TASK OBJECTIVE:
Show every line that has the string "icon" in it.

RECORDS FOR THIS TASK:
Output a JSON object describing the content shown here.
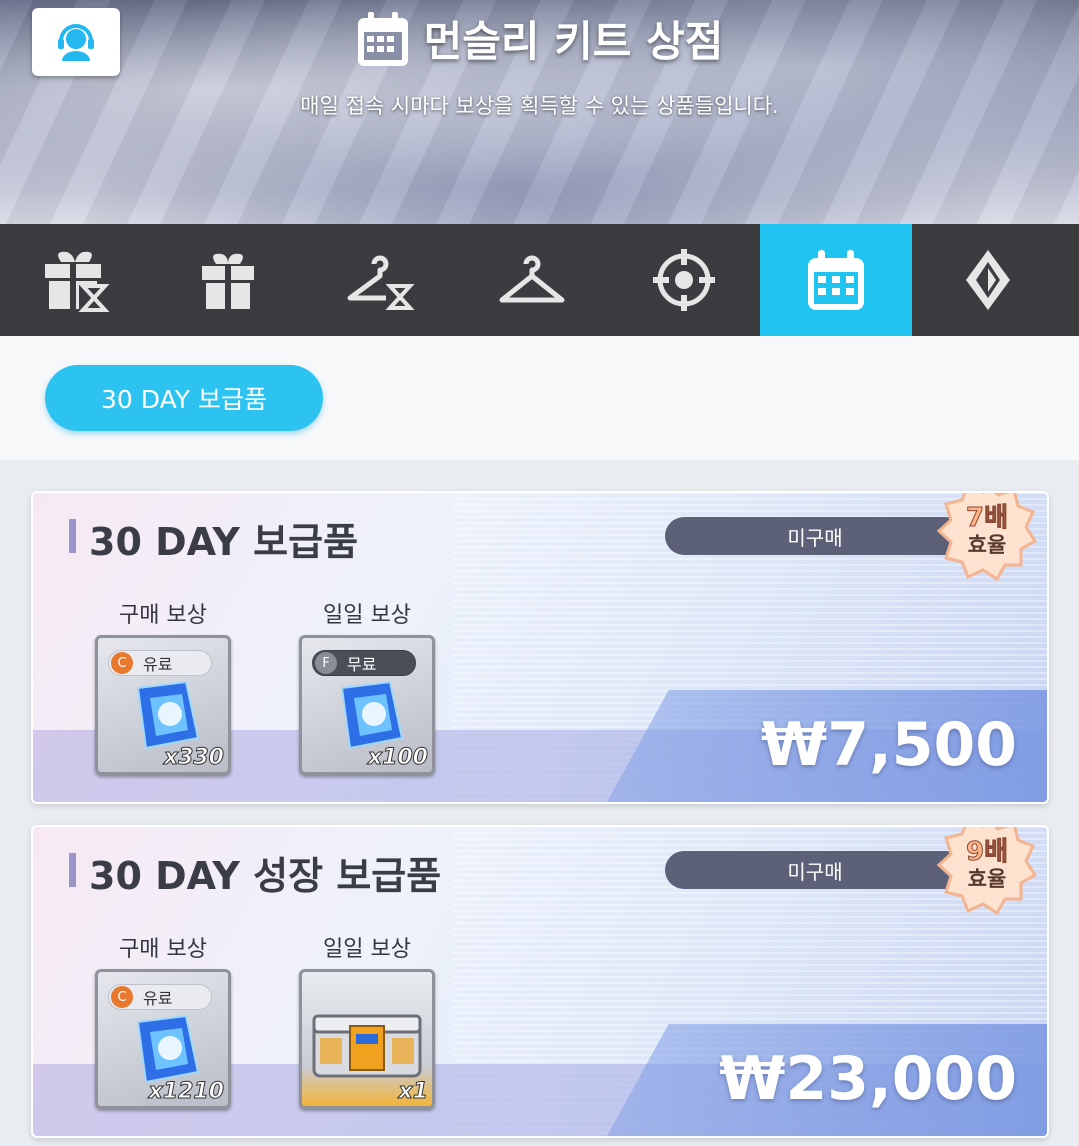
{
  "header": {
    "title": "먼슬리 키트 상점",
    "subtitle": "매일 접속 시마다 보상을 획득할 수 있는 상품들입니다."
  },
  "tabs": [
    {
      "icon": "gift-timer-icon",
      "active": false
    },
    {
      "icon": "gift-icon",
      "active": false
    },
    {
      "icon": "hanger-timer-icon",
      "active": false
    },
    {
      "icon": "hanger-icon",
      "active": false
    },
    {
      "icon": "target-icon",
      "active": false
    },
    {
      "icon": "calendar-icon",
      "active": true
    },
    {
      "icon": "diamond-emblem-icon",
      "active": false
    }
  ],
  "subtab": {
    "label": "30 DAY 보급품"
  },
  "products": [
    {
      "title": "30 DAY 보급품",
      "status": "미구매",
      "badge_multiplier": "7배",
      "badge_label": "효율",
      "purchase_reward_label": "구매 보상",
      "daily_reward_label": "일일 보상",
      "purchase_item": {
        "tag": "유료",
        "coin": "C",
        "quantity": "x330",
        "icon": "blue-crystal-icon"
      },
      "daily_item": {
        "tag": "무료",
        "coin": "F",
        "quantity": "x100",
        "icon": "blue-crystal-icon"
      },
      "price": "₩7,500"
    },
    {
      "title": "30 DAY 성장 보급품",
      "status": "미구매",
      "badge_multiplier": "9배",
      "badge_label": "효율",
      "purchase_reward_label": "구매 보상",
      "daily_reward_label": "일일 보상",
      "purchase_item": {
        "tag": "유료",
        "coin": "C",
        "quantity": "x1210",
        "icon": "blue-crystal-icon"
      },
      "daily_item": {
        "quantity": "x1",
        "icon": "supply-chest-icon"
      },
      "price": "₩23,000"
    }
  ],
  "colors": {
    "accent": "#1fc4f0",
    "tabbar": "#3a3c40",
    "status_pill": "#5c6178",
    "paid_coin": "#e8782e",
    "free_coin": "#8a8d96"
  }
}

...

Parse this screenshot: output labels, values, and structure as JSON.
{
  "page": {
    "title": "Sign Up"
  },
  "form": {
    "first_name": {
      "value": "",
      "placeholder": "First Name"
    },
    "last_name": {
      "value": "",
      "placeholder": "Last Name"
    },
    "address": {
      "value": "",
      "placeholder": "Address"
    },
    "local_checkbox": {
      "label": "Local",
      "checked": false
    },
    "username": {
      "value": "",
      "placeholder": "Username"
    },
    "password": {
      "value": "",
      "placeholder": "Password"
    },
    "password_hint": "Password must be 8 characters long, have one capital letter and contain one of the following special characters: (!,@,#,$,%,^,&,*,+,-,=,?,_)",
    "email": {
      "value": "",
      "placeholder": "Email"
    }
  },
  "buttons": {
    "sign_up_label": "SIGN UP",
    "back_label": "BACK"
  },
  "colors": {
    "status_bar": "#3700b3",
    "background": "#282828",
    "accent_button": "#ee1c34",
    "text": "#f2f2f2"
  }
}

SOLVED EXERCISE:
      "icon": "gift-timer-icon",
      "icon": "gift-icon",
      "icon": "hanger-timer-icon",
      "icon": "hanger-icon",
      "icon": "target-icon",
      "icon": "calendar-icon",
      "icon": "diamond-emblem-icon",
        "icon": "blue-crystal-icon"
        "icon": "blue-crystal-icon"
        "icon": "blue-crystal-icon"
        "icon": "supply-chest-icon"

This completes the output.